Report the number of lines that include "STATES", with no additional text.

[Items from a dataset]

******************************

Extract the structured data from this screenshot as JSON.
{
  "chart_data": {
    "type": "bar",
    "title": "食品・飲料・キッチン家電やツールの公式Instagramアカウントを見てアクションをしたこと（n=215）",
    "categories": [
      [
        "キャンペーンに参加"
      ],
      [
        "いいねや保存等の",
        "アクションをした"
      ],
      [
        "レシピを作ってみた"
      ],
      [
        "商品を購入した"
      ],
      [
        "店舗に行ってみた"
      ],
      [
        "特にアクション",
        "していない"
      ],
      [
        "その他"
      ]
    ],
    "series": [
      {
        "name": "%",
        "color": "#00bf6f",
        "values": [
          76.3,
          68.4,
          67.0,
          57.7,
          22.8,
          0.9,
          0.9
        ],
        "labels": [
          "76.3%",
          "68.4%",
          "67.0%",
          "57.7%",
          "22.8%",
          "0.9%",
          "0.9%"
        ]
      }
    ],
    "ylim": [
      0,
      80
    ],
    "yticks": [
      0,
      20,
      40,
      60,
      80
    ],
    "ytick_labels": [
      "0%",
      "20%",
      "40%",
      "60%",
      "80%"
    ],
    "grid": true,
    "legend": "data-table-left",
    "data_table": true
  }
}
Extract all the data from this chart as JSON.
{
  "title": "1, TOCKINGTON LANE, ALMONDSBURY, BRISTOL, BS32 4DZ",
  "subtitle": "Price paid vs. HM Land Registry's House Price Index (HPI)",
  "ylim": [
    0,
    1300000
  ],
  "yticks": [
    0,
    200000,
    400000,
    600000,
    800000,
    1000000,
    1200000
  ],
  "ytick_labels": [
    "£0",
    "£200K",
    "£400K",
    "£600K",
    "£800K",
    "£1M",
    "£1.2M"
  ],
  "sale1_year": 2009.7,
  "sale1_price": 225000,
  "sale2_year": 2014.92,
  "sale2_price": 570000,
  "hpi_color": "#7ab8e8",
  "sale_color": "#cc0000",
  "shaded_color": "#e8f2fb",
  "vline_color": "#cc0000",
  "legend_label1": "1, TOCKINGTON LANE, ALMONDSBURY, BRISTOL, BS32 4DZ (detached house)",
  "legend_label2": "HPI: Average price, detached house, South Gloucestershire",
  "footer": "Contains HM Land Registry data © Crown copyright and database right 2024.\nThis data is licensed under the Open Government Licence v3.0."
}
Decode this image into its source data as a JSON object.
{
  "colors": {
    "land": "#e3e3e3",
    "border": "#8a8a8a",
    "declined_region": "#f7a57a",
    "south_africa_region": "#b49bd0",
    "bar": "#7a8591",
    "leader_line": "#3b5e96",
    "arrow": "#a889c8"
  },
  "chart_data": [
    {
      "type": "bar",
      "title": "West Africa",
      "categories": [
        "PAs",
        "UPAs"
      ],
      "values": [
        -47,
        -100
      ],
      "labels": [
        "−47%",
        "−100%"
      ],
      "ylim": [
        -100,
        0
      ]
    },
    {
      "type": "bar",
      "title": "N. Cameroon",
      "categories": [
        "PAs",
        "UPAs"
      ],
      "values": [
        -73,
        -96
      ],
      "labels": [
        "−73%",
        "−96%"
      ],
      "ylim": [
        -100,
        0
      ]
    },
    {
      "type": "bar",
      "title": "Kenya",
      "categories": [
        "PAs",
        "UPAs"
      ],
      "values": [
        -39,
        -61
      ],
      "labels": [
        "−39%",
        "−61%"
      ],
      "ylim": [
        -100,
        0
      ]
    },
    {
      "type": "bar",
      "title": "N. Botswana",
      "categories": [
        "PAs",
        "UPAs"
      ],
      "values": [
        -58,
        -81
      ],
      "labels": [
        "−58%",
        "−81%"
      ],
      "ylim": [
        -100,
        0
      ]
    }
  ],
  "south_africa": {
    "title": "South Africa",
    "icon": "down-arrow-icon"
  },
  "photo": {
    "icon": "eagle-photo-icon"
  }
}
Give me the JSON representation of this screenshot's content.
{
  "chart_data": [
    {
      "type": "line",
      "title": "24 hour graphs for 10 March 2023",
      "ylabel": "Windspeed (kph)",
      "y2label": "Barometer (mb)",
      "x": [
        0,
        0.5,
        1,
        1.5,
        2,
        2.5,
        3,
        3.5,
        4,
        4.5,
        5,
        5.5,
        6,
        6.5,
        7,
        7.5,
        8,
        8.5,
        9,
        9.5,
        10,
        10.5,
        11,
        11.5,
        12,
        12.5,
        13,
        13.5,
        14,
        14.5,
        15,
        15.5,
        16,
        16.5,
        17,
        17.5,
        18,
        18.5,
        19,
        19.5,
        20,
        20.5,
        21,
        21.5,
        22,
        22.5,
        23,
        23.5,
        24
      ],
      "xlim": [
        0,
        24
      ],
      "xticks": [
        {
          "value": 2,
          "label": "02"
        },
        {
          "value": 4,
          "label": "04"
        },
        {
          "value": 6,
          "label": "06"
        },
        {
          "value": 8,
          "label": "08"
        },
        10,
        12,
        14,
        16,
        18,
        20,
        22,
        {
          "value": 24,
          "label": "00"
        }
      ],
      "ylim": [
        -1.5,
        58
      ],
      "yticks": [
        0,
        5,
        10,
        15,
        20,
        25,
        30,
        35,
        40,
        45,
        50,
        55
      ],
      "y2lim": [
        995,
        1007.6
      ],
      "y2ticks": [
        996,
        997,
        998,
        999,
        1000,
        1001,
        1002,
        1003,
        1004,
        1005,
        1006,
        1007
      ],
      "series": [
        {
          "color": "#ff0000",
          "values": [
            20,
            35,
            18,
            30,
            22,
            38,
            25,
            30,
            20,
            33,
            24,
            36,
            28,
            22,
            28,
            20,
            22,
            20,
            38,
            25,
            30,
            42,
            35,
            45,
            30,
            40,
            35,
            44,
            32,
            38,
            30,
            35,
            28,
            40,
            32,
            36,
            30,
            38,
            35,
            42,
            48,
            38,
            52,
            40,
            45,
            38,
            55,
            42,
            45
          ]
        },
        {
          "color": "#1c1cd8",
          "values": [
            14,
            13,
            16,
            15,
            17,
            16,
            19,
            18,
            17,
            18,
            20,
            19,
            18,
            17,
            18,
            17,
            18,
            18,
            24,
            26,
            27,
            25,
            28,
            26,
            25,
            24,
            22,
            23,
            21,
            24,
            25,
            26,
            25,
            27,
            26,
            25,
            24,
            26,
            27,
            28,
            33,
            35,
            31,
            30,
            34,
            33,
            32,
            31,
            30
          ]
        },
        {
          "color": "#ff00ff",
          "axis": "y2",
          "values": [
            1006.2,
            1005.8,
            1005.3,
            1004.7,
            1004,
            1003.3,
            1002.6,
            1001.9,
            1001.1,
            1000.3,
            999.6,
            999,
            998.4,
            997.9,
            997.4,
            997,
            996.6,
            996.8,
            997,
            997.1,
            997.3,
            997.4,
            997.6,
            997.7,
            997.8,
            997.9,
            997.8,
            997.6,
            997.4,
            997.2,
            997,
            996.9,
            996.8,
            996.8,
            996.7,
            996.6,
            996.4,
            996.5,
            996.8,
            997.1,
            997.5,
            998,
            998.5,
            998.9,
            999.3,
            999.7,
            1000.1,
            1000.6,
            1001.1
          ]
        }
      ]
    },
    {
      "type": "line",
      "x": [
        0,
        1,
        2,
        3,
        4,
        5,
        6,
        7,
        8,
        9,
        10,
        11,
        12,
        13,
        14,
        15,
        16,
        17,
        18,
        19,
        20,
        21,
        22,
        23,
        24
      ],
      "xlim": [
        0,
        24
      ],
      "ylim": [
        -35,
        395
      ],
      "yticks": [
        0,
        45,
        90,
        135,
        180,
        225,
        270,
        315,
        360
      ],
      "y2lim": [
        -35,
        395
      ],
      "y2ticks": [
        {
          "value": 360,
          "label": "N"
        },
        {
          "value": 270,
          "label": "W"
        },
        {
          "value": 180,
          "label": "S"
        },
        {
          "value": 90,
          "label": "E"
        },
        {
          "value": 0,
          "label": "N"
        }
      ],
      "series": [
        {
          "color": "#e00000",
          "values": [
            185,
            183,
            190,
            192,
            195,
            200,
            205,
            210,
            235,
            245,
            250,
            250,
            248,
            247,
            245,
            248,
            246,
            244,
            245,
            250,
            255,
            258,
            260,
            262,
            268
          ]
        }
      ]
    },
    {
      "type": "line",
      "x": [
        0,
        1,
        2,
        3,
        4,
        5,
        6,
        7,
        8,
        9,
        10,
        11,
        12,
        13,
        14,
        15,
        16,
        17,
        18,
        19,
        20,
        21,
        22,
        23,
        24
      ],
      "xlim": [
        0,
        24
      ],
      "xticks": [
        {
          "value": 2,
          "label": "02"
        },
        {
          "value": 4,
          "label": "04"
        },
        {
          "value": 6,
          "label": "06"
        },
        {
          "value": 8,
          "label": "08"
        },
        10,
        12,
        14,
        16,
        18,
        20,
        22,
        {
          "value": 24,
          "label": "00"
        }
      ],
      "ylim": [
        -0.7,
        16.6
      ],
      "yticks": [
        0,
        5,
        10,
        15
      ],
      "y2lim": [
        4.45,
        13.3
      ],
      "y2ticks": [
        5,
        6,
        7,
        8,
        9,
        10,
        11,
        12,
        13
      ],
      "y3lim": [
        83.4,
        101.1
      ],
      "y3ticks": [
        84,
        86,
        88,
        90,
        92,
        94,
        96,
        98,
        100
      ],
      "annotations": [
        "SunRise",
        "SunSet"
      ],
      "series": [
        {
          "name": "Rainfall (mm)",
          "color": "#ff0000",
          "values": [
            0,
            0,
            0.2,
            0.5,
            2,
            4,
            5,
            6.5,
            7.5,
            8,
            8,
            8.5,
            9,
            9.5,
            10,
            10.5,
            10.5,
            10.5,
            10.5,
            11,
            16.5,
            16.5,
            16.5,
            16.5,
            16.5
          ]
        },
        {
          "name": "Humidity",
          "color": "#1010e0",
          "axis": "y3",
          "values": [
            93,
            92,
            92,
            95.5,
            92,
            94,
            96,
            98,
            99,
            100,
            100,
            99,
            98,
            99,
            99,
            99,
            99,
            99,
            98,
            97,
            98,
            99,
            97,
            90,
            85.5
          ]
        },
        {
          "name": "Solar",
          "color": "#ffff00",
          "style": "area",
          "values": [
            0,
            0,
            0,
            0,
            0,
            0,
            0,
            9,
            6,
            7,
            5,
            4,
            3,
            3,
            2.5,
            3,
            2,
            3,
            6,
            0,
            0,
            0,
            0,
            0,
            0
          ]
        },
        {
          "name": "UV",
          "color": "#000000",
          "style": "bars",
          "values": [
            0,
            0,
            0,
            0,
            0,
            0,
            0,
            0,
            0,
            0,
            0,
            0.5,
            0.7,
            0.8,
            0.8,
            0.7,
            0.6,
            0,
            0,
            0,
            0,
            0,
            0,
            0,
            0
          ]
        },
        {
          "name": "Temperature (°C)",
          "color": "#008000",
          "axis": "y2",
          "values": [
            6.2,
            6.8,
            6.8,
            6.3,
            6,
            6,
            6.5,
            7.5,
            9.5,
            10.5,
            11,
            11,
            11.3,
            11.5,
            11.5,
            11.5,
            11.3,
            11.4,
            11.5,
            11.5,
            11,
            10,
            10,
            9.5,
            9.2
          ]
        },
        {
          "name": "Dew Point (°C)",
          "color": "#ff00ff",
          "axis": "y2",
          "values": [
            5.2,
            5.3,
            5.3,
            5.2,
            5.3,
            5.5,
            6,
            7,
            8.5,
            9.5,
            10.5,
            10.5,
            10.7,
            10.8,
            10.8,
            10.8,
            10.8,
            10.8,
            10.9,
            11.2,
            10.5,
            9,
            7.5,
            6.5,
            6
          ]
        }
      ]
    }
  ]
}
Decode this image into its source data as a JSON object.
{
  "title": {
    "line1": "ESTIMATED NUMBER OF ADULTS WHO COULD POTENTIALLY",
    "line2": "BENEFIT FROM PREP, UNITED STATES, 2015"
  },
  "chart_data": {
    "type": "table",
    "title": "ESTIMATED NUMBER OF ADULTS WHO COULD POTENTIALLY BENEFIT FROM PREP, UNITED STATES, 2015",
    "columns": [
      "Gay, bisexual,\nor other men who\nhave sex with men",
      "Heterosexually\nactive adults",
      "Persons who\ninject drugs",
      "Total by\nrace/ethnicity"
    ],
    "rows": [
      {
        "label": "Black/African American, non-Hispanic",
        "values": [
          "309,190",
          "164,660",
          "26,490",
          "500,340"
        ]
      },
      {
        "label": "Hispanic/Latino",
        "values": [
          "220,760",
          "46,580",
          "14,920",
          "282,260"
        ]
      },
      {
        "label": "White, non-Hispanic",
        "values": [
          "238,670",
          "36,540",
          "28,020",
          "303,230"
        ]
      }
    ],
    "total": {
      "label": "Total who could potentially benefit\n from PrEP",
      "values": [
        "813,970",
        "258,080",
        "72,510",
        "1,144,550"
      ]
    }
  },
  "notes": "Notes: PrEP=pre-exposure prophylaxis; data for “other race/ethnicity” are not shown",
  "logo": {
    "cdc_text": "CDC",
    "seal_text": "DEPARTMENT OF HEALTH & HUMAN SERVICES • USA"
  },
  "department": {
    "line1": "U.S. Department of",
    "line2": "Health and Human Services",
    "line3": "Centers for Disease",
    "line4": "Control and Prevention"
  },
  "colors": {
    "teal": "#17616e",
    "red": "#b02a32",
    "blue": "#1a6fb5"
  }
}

******************************

Right answer: 2